▸ **EXERCISE DIRECTIONS**:
Quote every line below exactly and skip any picture.

___ PROVIDED ENTRIES

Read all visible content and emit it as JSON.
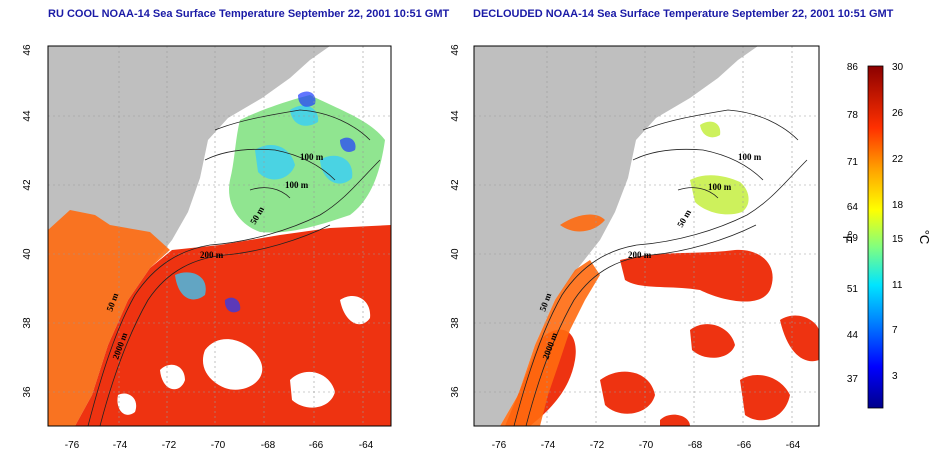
{
  "panels": [
    {
      "title": "RU COOL NOAA-14 Sea Surface Temperature September 22, 2001 10:51 GMT",
      "lat_ticks": [
        "46",
        "44",
        "42",
        "40",
        "38",
        "36"
      ],
      "lon_ticks": [
        "-76",
        "-74",
        "-72",
        "-70",
        "-68",
        "-66",
        "-64"
      ],
      "contour_labels": [
        "100 m",
        "100 m",
        "50 m",
        "200 m",
        "50 m",
        "2000 m"
      ]
    },
    {
      "title": "DECLOUDED NOAA-14 Sea Surface Temperature September 22, 2001 10:51 GMT",
      "lat_ticks": [
        "46",
        "44",
        "42",
        "40",
        "38",
        "36"
      ],
      "lon_ticks": [
        "-76",
        "-74",
        "-72",
        "-70",
        "-68",
        "-66",
        "-64"
      ],
      "contour_labels": [
        "100 m",
        "100 m",
        "50 m",
        "200 m",
        "50 m",
        "2000 m"
      ]
    }
  ],
  "colorbar": {
    "fahrenheit_ticks": [
      "86",
      "78",
      "71",
      "64",
      "59",
      "51",
      "44",
      "37"
    ],
    "celsius_ticks": [
      "30",
      "26",
      "22",
      "18",
      "15",
      "11",
      "7",
      "3"
    ],
    "fahrenheit_unit": "°F",
    "celsius_unit": "°C",
    "colors": [
      "#00008b",
      "#0000ff",
      "#0080ff",
      "#00ffff",
      "#80ff80",
      "#ffff00",
      "#ff8000",
      "#ff0000",
      "#8b0000"
    ]
  },
  "map_colors": {
    "land": "#bfbfbf",
    "cloud": "#ffffff",
    "warm": "#ee3311",
    "orange": "#ff6a10"
  }
}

______

▸ **EXERCISE OUTPUT**:
Read all visible content and emit it as JSON.
{
  "panels": [
    {
      "title": "RU COOL NOAA-14 Sea Surface Temperature September 22, 2001 10:51 GMT",
      "lat_ticks": [
        "46",
        "44",
        "42",
        "40",
        "38",
        "36"
      ],
      "lon_ticks": [
        "-76",
        "-74",
        "-72",
        "-70",
        "-68",
        "-66",
        "-64"
      ],
      "contour_labels": [
        "100 m",
        "100 m",
        "50 m",
        "200 m",
        "50 m",
        "2000 m"
      ]
    },
    {
      "title": "DECLOUDED NOAA-14 Sea Surface Temperature September 22, 2001 10:51 GMT",
      "lat_ticks": [
        "46",
        "44",
        "42",
        "40",
        "38",
        "36"
      ],
      "lon_ticks": [
        "-76",
        "-74",
        "-72",
        "-70",
        "-68",
        "-66",
        "-64"
      ],
      "contour_labels": [
        "100 m",
        "100 m",
        "50 m",
        "200 m",
        "50 m",
        "2000 m"
      ]
    }
  ],
  "colorbar": {
    "fahrenheit_ticks": [
      "86",
      "78",
      "71",
      "64",
      "59",
      "51",
      "44",
      "37"
    ],
    "celsius_ticks": [
      "30",
      "26",
      "22",
      "18",
      "15",
      "11",
      "7",
      "3"
    ],
    "fahrenheit_unit": "°F",
    "celsius_unit": "°C",
    "colors": [
      "#00008b",
      "#0000ff",
      "#0080ff",
      "#00ffff",
      "#80ff80",
      "#ffff00",
      "#ff8000",
      "#ff0000",
      "#8b0000"
    ]
  },
  "map_colors": {
    "land": "#bfbfbf",
    "cloud": "#ffffff",
    "warm": "#ee3311",
    "orange": "#ff6a10"
  }
}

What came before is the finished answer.